╭──
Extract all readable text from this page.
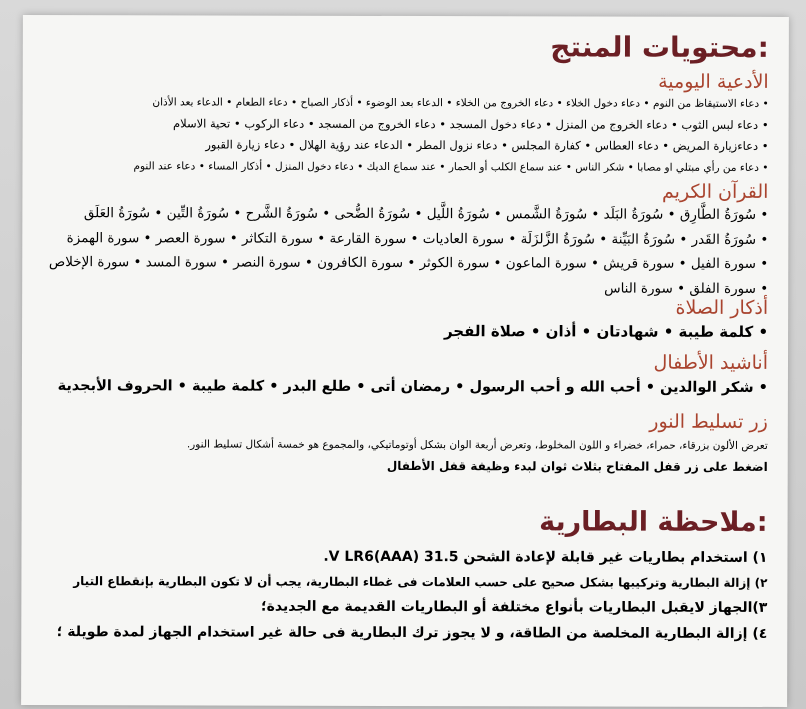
محتويات المنتج:
الأدعية اليومية

• دعاء الاستيقاظ من النوم • دعاء دخول الخلاء • دعاء الخروج من الخلاء • الدعاء بعد الوضوء • أذكار الصباح • دعاء الطعام • الدعاء بعد الأذان

• دعاء لبس الثوب • دعاء الخروج من المنزل • دعاء دخول المسجد • دعاء الخروج من المسجد • دعاء الركوب • تحية الاسلام

• دعاءزيارة المريض • دعاء العطاس • كفارة المجلس • دعاء نزول المطر • الدعاء عند رؤية الهلال • دعاء زيارة القبور

• دعاء من رأي مبتلي او مصابا • شكر الناس • عند سماع الكلب أو الحمار • عند سماع الديك • دعاء دخول المنزل • أذكار المساء • دعاء عند النوم

القرآن الكريم

• سُورَةُ الطَّارِق • سُورَةُ البَلَد • سُورَةُ الشَّمس • سُورَةُ اللَّيل • سُورَةُ الضُّحى • سُورَةُ الشَّرح • سُورَةُ التِّين • سُورَةُ العَلَق

• سُورَةُ القَدر • سُورَةُ البَيِّنة • سُورَةُ الزَّلزَلَة • سورة العاديات • سورة القارعة • سورة التكاثر • سورة العصر • سورة الهمزة

• سورة الفيل • سورة قريش • سورة الماعون • سورة الكوثر • سورة الكافرون • سورة النصر • سورة المسد • سورة الإخلاص

• سورة الفلق • سورة الناس

أذكار الصلاة

• كلمة طيبة • شهادتان • أذان • صلاة الفجر

أناشيد الأطفال

• شكر الوالدين • أحب الله و أحب الرسول • رمضان أتى • طلع البدر • كلمة طيبة • الحروف الأبجدية

زر تسليط النور

تعرض الألون بزرقاء، حمراء، خضراء و اللون المخلوط، وتعرض أربعة الوان بشكل أوتوماتيكي، والمجموع هو خمسة أشكال تسليط النور.

اضغط على زر قفل المفتاح بثلاث ثوان لبدء وظيفة قفل الأطفال

ملاحظة البطارية:

١) استخدام بطاريات غير قابلة لإعادة الشحن 31.5 V LR6(AAA).

٢) إزالة البطارية وتركيبها بشكل صحيح على حسب العلامات فى غطاء البطارية، يجب أن لا تكون البطارية بإنقطاع التيار

٣)الجهاز لايقبل البطاريات بأنواع مختلفة أو البطاريات القديمة مع الجديدة؛

٤) إزالة البطارية المخلصة من الطاقة، و لا يجوز ترك البطارية فى حالة غير استخدام الجهاز لمدة طويلة ؛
╰──
** Challenge **
Every line of text is to be repeated exactly; pictures are left out.

** Answer to the problem **
Extract all readable text from this page.
محتويات المنتج:
الأدعية اليومية

• دعاء الاستيقاظ من النوم • دعاء دخول الخلاء • دعاء الخروج من الخلاء • الدعاء بعد الوضوء • أذكار الصباح • دعاء الطعام • الدعاء بعد الأذان

• دعاء لبس الثوب • دعاء الخروج من المنزل • دعاء دخول المسجد • دعاء الخروج من المسجد • دعاء الركوب • تحية الاسلام

• دعاءزيارة المريض • دعاء العطاس • كفارة المجلس • دعاء نزول المطر • الدعاء عند رؤية الهلال • دعاء زيارة القبور

• دعاء من رأي مبتلي او مصابا • شكر الناس • عند سماع الكلب أو الحمار • عند سماع الديك • دعاء دخول المنزل • أذكار المساء • دعاء عند النوم

القرآن الكريم

• سُورَةُ الطَّارِق • سُورَةُ البَلَد • سُورَةُ الشَّمس • سُورَةُ اللَّيل • سُورَةُ الضُّحى • سُورَةُ الشَّرح • سُورَةُ التِّين • سُورَةُ العَلَق

• سُورَةُ القَدر • سُورَةُ البَيِّنة • سُورَةُ الزَّلزَلَة • سورة العاديات • سورة القارعة • سورة التكاثر • سورة العصر • سورة الهمزة

• سورة الفيل • سورة قريش • سورة الماعون • سورة الكوثر • سورة الكافرون • سورة النصر • سورة المسد • سورة الإخلاص

• سورة الفلق • سورة الناس

أذكار الصلاة

• كلمة طيبة • شهادتان • أذان • صلاة الفجر

أناشيد الأطفال

• شكر الوالدين • أحب الله و أحب الرسول • رمضان أتى • طلع البدر • كلمة طيبة • الحروف الأبجدية

زر تسليط النور

تعرض الألون بزرقاء، حمراء، خضراء و اللون المخلوط، وتعرض أربعة الوان بشكل أوتوماتيكي، والمجموع هو خمسة أشكال تسليط النور.

اضغط على زر قفل المفتاح بثلاث ثوان لبدء وظيفة قفل الأطفال

ملاحظة البطارية:

١) استخدام بطاريات غير قابلة لإعادة الشحن 31.5 V LR6(AAA).

٢) إزالة البطارية وتركيبها بشكل صحيح على حسب العلامات فى غطاء البطارية، يجب أن لا تكون البطارية بإنقطاع التيار

٣)الجهاز لايقبل البطاريات بأنواع مختلفة أو البطاريات القديمة مع الجديدة؛

٤) إزالة البطارية المخلصة من الطاقة، و لا يجوز ترك البطارية فى حالة غير استخدام الجهاز لمدة طويلة ؛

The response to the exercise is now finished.